• _WHAT TO WORK ON_: Without the pictures, set down the records below word for word.

[Rows from a figure dataset]
§
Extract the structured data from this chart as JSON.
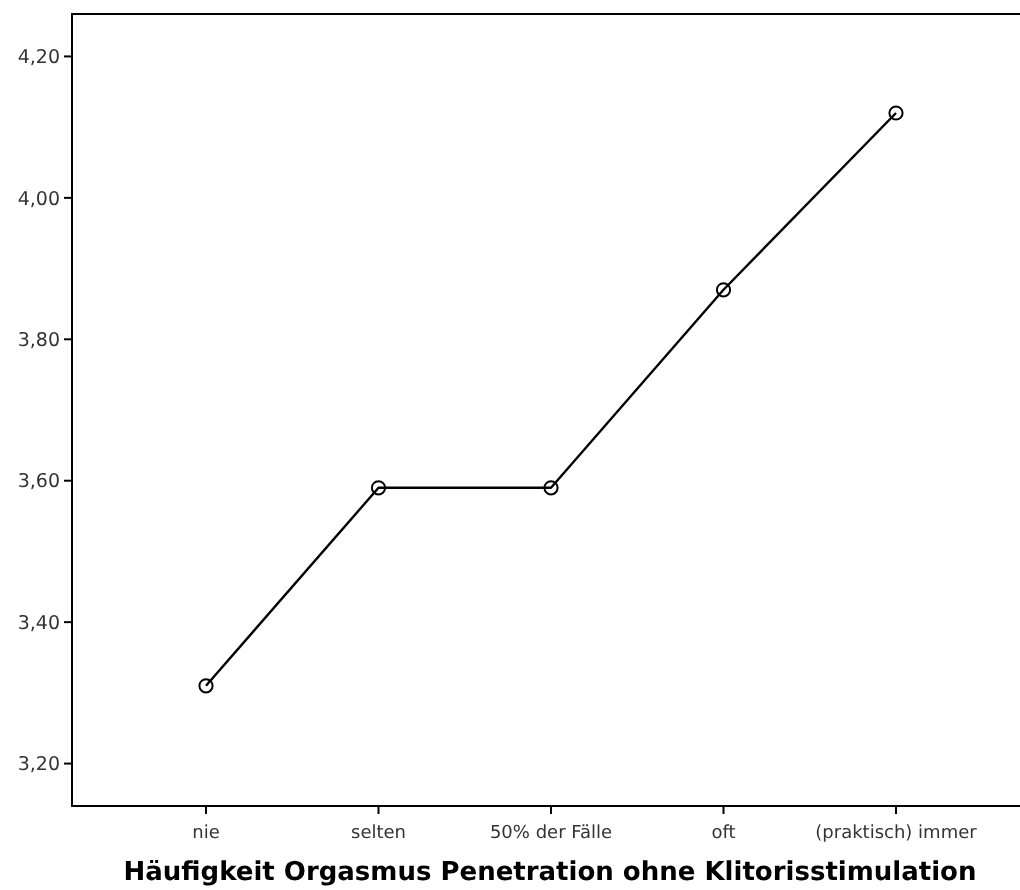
{
  "chart_data": {
    "type": "line",
    "xlabel": "Häufigkeit Orgasmus Penetration ohne Klitorisstimulation",
    "categories": [
      "nie",
      "selten",
      "50% der Fälle",
      "oft",
      "(praktisch) immer"
    ],
    "series": [
      {
        "color": "#000000",
        "values": [
          3.31,
          3.59,
          3.59,
          3.87,
          4.12
        ]
      }
    ],
    "ylim": [
      3.14,
      4.26
    ],
    "yticks": [
      {
        "value": 3.2,
        "label": "3,20"
      },
      {
        "value": 3.4,
        "label": "3,40"
      },
      {
        "value": 3.6,
        "label": "3,60"
      },
      {
        "value": 3.8,
        "label": "3,80"
      },
      {
        "value": 4.0,
        "label": "4,00"
      },
      {
        "value": 4.2,
        "label": "4,20"
      }
    ],
    "marker": "circle",
    "line_style": "solid"
  }
}
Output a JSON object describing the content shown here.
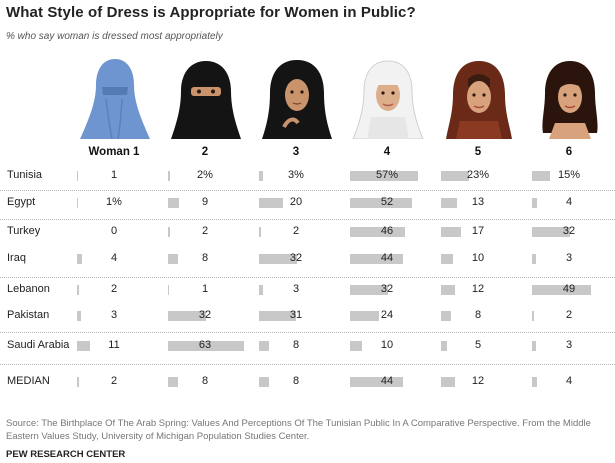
§
• _RESULT BELOW_:
Extract the structured data from this chart as JSON.
{
  "chart_data": {
    "type": "line",
    "xlabel": "Häufigkeit Orgasmus Penetration ohne Klitorisstimulation",
    "categories": [
      "nie",
      "selten",
      "50% der Fälle",
      "oft",
      "(praktisch) immer"
    ],
    "series": [
      {
        "color": "#000000",
        "values": [
          3.31,
          3.59,
          3.59,
          3.87,
          4.12
        ]
      }
    ],
    "ylim": [
      3.14,
      4.26
    ],
    "yticks": [
      {
        "value": 3.2,
        "label": "3,20"
      },
      {
        "value": 3.4,
        "label": "3,40"
      },
      {
        "value": 3.6,
        "label": "3,60"
      },
      {
        "value": 3.8,
        "label": "3,80"
      },
      {
        "value": 4.0,
        "label": "4,00"
      },
      {
        "value": 4.2,
        "label": "4,20"
      }
    ],
    "marker": "circle",
    "line_style": "solid"
  }
}
Output a JSON object describing the content shown here.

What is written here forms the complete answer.